--- Start of Record set ---

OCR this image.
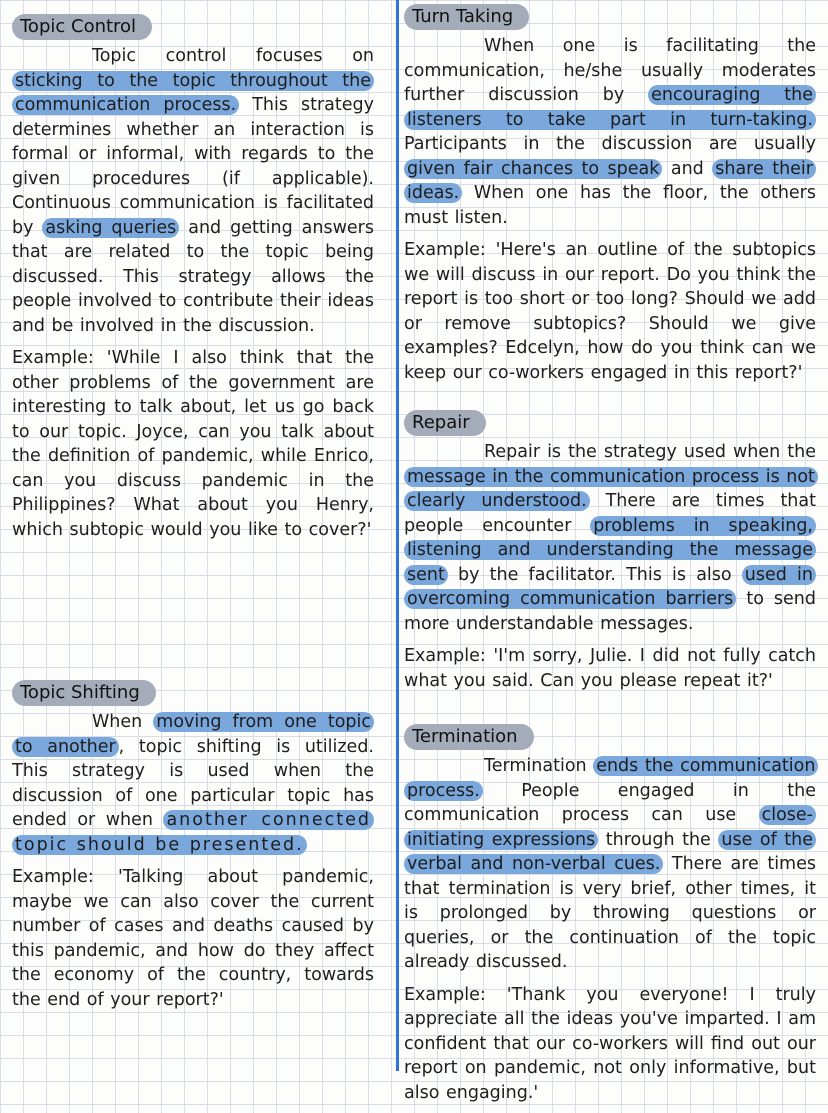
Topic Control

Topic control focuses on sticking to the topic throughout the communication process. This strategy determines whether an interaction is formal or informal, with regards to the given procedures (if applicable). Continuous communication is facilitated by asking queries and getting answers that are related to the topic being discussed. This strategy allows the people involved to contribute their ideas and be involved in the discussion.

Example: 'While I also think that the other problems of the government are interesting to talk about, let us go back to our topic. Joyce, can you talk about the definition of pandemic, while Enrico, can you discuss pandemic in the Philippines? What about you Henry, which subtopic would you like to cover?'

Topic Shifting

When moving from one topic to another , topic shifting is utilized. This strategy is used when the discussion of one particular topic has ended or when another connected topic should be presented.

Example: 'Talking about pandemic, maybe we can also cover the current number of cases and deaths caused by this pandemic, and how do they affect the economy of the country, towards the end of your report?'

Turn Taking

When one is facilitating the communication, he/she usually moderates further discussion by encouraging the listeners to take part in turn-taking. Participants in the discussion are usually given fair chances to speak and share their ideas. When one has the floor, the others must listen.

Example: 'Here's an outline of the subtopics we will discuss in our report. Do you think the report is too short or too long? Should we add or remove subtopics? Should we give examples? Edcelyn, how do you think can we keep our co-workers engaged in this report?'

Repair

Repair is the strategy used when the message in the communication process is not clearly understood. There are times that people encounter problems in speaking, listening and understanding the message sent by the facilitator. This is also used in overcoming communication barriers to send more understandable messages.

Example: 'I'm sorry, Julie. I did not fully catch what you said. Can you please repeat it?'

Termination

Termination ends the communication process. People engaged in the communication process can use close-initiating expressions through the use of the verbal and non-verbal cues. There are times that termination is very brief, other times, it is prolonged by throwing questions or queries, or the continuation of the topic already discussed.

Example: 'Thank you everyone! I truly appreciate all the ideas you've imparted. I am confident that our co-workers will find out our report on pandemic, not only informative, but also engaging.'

--- End of Record set ---
--- Start of Record set ---

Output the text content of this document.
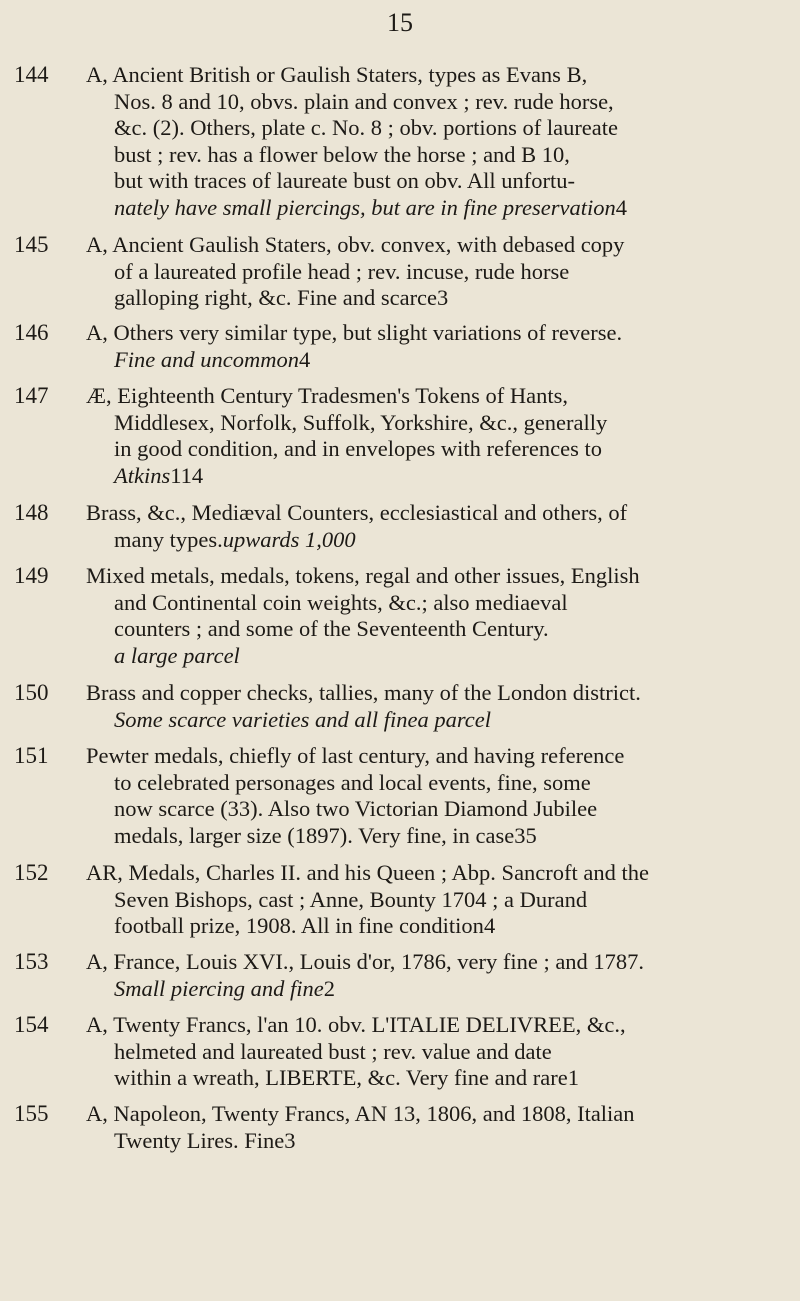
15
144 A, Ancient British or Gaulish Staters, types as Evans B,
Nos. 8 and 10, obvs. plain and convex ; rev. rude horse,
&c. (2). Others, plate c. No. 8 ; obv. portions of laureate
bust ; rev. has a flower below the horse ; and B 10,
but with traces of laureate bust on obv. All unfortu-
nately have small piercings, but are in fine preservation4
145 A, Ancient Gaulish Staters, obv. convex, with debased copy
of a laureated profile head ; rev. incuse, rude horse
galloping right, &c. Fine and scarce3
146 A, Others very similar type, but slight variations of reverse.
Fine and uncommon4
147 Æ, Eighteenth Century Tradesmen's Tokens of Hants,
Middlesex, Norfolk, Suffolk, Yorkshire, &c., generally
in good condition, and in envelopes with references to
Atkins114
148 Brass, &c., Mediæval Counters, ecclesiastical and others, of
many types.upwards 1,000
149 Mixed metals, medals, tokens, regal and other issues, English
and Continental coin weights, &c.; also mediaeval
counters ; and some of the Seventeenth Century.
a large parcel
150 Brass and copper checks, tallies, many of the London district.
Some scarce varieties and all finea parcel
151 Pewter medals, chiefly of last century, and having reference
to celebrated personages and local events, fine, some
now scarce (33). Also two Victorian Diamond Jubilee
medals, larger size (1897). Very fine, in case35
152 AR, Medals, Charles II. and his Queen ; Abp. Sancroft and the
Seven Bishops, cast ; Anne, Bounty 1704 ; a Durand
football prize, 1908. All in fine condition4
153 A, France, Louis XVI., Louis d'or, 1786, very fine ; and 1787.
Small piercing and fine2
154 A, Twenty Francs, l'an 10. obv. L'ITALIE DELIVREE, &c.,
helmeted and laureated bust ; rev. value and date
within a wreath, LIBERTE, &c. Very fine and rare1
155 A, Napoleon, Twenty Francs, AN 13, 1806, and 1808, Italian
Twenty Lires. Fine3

--- End of Record set ---
--- Start of Record set ---

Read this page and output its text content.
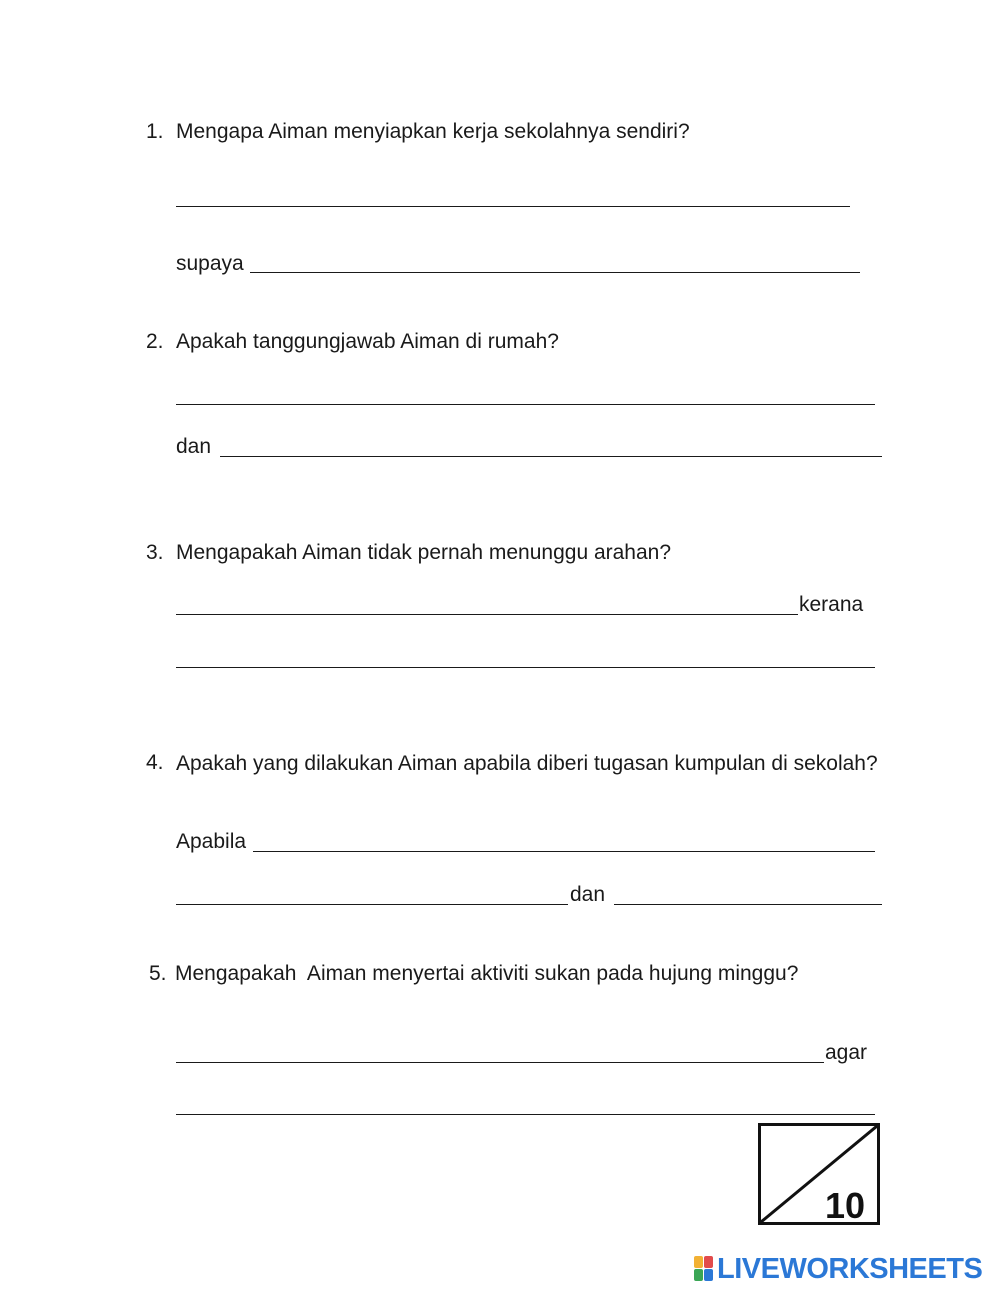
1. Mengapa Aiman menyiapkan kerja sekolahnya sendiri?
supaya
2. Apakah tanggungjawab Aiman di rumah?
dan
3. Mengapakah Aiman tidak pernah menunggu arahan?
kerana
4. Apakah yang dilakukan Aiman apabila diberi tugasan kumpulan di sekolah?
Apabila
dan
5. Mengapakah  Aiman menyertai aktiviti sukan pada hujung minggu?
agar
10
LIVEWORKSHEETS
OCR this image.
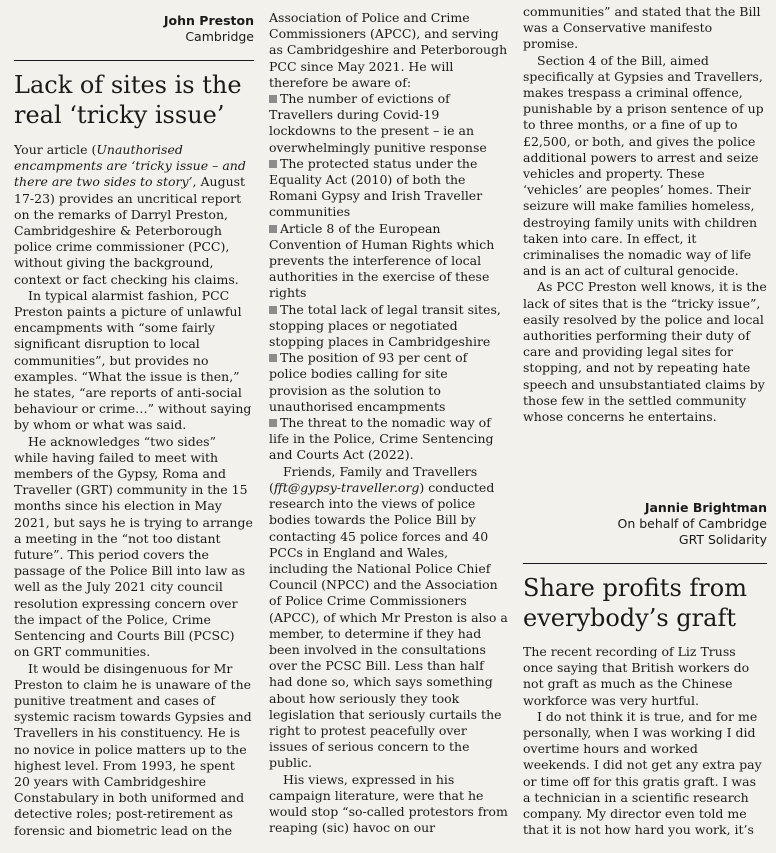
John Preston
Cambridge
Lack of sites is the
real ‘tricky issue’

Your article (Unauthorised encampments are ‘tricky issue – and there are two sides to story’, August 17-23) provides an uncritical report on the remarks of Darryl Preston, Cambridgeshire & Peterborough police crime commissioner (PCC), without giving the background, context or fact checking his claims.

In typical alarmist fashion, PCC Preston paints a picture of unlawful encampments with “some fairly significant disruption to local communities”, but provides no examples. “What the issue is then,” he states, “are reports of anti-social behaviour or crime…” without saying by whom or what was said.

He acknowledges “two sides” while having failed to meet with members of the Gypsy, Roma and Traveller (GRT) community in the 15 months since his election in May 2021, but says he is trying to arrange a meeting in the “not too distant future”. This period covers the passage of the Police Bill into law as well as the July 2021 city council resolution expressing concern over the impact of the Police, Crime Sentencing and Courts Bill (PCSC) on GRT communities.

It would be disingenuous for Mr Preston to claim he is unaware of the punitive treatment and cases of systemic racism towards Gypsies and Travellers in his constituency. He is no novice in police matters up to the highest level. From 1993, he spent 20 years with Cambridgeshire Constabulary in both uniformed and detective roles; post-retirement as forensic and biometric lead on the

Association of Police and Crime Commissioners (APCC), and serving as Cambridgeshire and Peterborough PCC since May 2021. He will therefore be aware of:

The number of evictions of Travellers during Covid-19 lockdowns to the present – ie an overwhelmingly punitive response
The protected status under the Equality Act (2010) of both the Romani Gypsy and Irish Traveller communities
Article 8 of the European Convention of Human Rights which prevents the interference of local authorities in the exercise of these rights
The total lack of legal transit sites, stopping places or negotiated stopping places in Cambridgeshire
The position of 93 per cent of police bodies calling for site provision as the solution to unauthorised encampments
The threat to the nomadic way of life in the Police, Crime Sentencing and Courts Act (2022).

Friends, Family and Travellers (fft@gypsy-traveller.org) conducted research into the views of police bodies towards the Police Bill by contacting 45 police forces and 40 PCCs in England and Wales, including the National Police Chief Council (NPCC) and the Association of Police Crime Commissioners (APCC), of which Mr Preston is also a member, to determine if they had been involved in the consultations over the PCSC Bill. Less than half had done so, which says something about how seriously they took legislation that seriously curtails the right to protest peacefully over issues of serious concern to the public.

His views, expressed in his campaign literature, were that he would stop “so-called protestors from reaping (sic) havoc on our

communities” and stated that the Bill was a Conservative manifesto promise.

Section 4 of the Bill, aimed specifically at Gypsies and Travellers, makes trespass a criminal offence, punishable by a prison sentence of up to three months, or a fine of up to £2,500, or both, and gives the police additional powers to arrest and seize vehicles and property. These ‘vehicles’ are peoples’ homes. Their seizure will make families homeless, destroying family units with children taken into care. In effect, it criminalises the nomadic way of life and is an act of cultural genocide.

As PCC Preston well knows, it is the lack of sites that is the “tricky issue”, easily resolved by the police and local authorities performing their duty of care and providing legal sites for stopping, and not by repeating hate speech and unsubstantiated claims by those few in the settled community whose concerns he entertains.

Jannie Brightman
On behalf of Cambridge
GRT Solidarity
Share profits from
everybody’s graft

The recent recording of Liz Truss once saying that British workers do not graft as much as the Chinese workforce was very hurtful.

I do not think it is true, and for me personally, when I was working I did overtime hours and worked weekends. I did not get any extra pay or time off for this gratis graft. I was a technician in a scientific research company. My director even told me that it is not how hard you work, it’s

--- End of Record set ---

→ **Do this**
Take every line from the data above that holds "laureated" and copy it out.

→ **Full answer**
of a laureated profile head ; rev. incuse, rude horse
helmeted and laureated bust ; rev. value and date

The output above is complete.